Exercise instructions. Keep pictures out. Copy exactly the lines from the one containing "Give me the" to the one containing "Enumerate this screenshot's", endpoints included.

Dataset rows.
____

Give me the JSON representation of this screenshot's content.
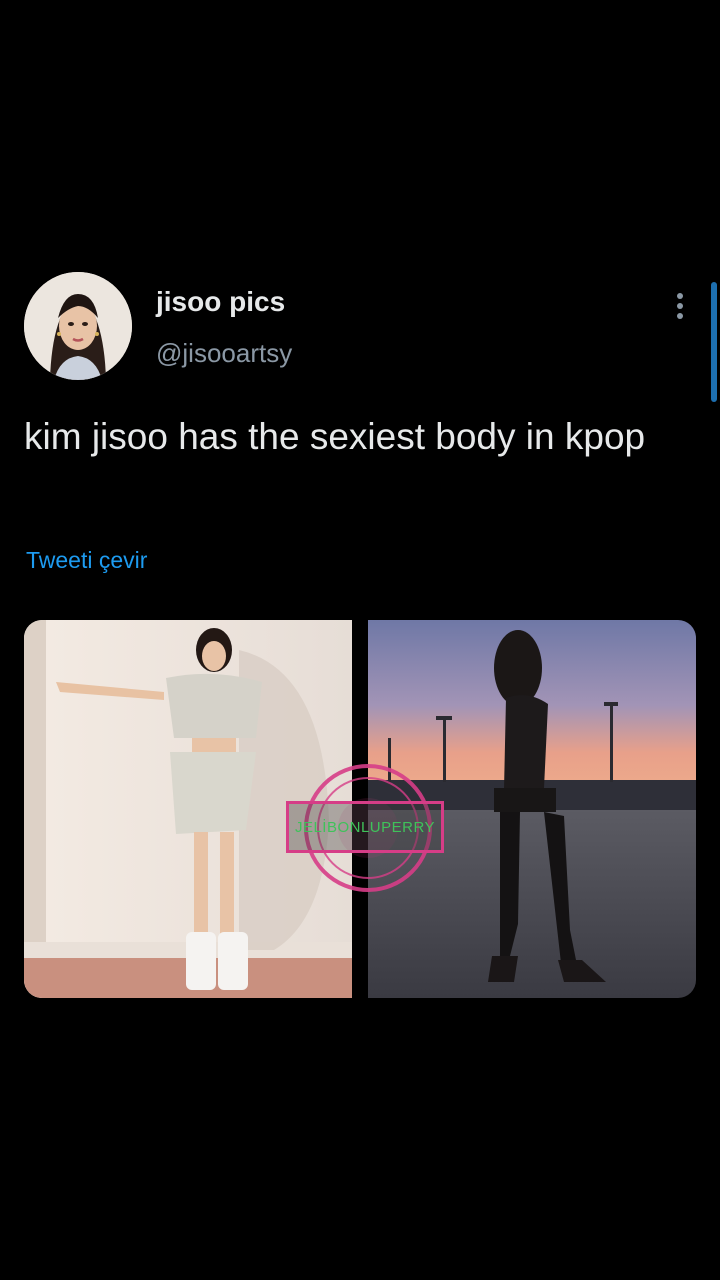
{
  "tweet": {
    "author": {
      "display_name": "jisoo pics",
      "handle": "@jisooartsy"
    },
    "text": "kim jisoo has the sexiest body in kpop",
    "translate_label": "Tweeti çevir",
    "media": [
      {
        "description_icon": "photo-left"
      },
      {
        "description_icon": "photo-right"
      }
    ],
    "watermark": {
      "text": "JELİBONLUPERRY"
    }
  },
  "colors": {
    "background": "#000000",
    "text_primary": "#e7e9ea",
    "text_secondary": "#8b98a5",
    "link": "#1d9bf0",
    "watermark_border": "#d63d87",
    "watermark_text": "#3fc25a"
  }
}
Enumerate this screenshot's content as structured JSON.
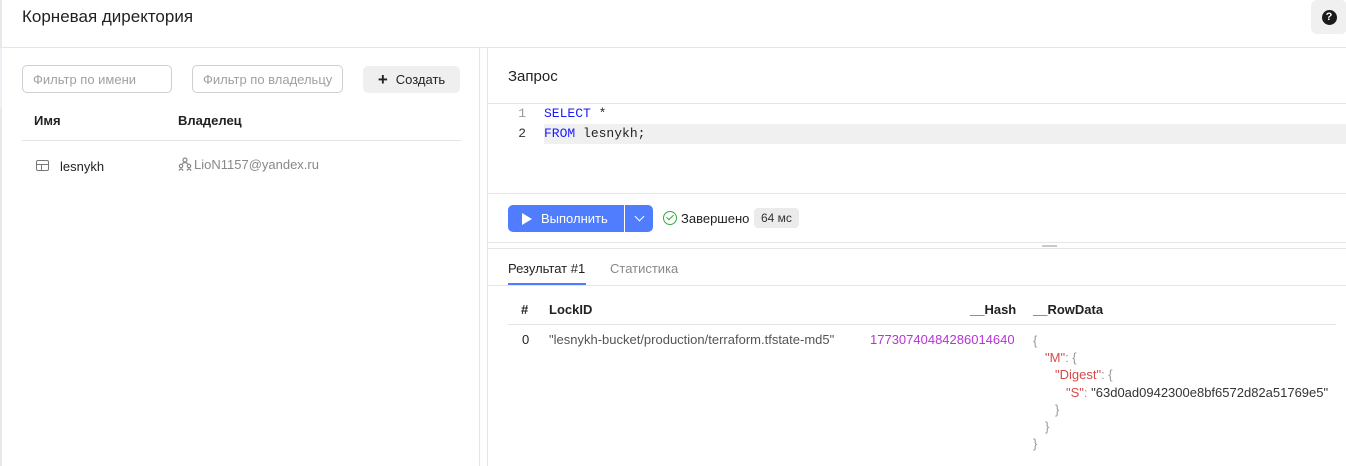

____

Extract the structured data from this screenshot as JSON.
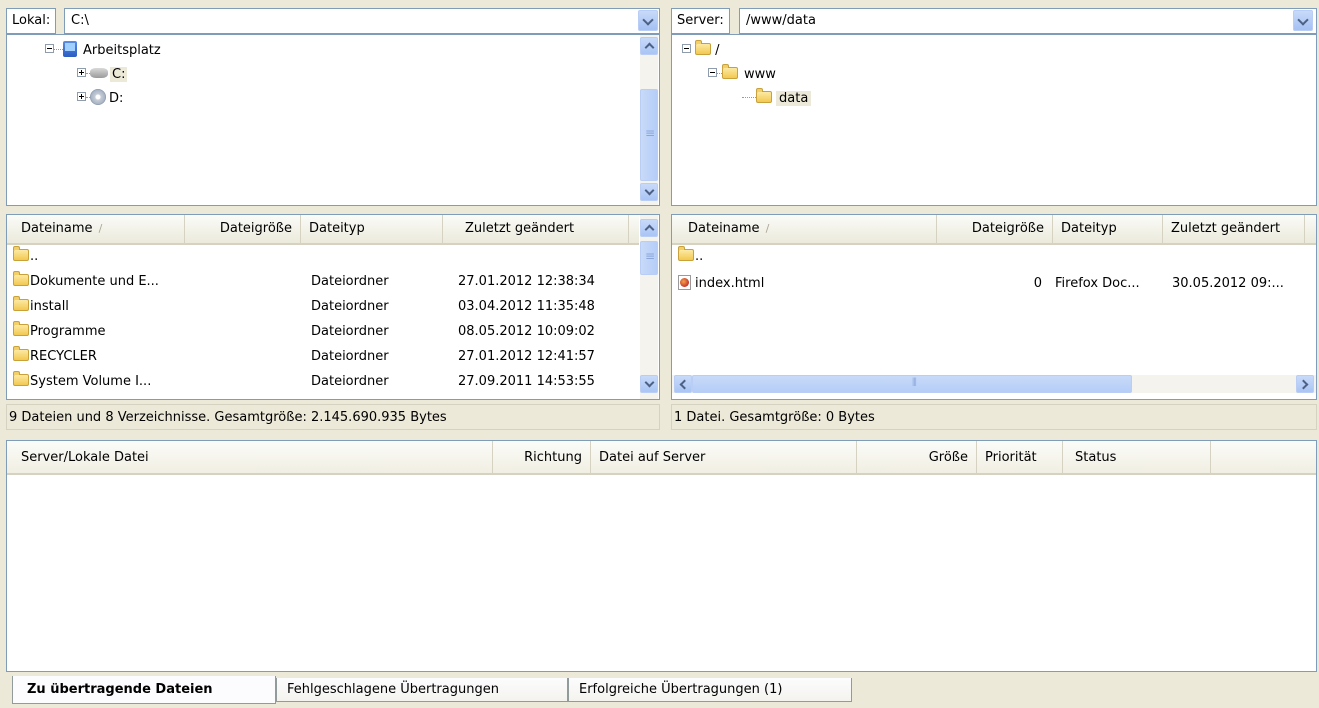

____

Task response.
Give me the JSON representation of this screenshot's content.
{
  "tweet": {
    "author": {
      "display_name": "jisoo pics",
      "handle": "@jisooartsy"
    },
    "text": "kim jisoo has the sexiest body in kpop",
    "translate_label": "Tweeti çevir",
    "media": [
      {
        "description_icon": "photo-left"
      },
      {
        "description_icon": "photo-right"
      }
    ],
    "watermark": {
      "text": "JELİBONLUPERRY"
    }
  },
  "colors": {
    "background": "#000000",
    "text_primary": "#e7e9ea",
    "text_secondary": "#8b98a5",
    "link": "#1d9bf0",
    "watermark_border": "#d63d87",
    "watermark_text": "#3fc25a"
  }
}
Enumerate this screenshot's content as structured JSON.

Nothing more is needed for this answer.